[BEGIN ENTRIES SUPPLIED]
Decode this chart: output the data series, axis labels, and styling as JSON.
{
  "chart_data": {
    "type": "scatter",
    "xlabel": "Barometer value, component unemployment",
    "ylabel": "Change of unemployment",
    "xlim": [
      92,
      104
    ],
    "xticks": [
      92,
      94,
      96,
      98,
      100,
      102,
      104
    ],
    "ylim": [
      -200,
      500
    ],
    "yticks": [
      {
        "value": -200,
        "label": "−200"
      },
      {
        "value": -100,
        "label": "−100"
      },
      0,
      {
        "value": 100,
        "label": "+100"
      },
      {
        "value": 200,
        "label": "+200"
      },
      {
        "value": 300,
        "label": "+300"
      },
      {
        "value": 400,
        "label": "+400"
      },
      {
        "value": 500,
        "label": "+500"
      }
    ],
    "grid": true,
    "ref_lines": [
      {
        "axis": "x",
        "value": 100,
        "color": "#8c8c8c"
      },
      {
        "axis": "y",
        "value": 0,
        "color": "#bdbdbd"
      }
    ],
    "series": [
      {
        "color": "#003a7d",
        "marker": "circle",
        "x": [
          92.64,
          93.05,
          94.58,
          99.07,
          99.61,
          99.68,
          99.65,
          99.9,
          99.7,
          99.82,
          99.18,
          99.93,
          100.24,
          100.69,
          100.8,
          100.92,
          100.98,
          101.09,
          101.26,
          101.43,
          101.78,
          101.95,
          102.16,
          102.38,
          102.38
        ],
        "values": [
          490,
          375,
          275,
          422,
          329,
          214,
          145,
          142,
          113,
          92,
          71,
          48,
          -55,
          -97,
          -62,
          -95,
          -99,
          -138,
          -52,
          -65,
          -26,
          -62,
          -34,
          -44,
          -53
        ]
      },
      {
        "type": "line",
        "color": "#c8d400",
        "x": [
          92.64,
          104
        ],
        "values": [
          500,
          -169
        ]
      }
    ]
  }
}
[END ENTRIES SUPPLIED]
Return each entry from the material above exactly as it appears.

OUTPUT OF THE TASK:
Decode this chart: output the data series, axis labels, and styling as JSON.
{
  "chart_data": {
    "type": "scatter",
    "xlabel": "Barometer value, component unemployment",
    "ylabel": "Change of unemployment",
    "xlim": [
      92,
      104
    ],
    "xticks": [
      92,
      94,
      96,
      98,
      100,
      102,
      104
    ],
    "ylim": [
      -200,
      500
    ],
    "yticks": [
      {
        "value": -200,
        "label": "−200"
      },
      {
        "value": -100,
        "label": "−100"
      },
      0,
      {
        "value": 100,
        "label": "+100"
      },
      {
        "value": 200,
        "label": "+200"
      },
      {
        "value": 300,
        "label": "+300"
      },
      {
        "value": 400,
        "label": "+400"
      },
      {
        "value": 500,
        "label": "+500"
      }
    ],
    "grid": true,
    "ref_lines": [
      {
        "axis": "x",
        "value": 100,
        "color": "#8c8c8c"
      },
      {
        "axis": "y",
        "value": 0,
        "color": "#bdbdbd"
      }
    ],
    "series": [
      {
        "color": "#003a7d",
        "marker": "circle",
        "x": [
          92.64,
          93.05,
          94.58,
          99.07,
          99.61,
          99.68,
          99.65,
          99.9,
          99.7,
          99.82,
          99.18,
          99.93,
          100.24,
          100.69,
          100.8,
          100.92,
          100.98,
          101.09,
          101.26,
          101.43,
          101.78,
          101.95,
          102.16,
          102.38,
          102.38
        ],
        "values": [
          490,
          375,
          275,
          422,
          329,
          214,
          145,
          142,
          113,
          92,
          71,
          48,
          -55,
          -97,
          -62,
          -95,
          -99,
          -138,
          -52,
          -65,
          -26,
          -62,
          -34,
          -44,
          -53
        ]
      },
      {
        "type": "line",
        "color": "#c8d400",
        "x": [
          92.64,
          104
        ],
        "values": [
          500,
          -169
        ]
      }
    ]
  }
}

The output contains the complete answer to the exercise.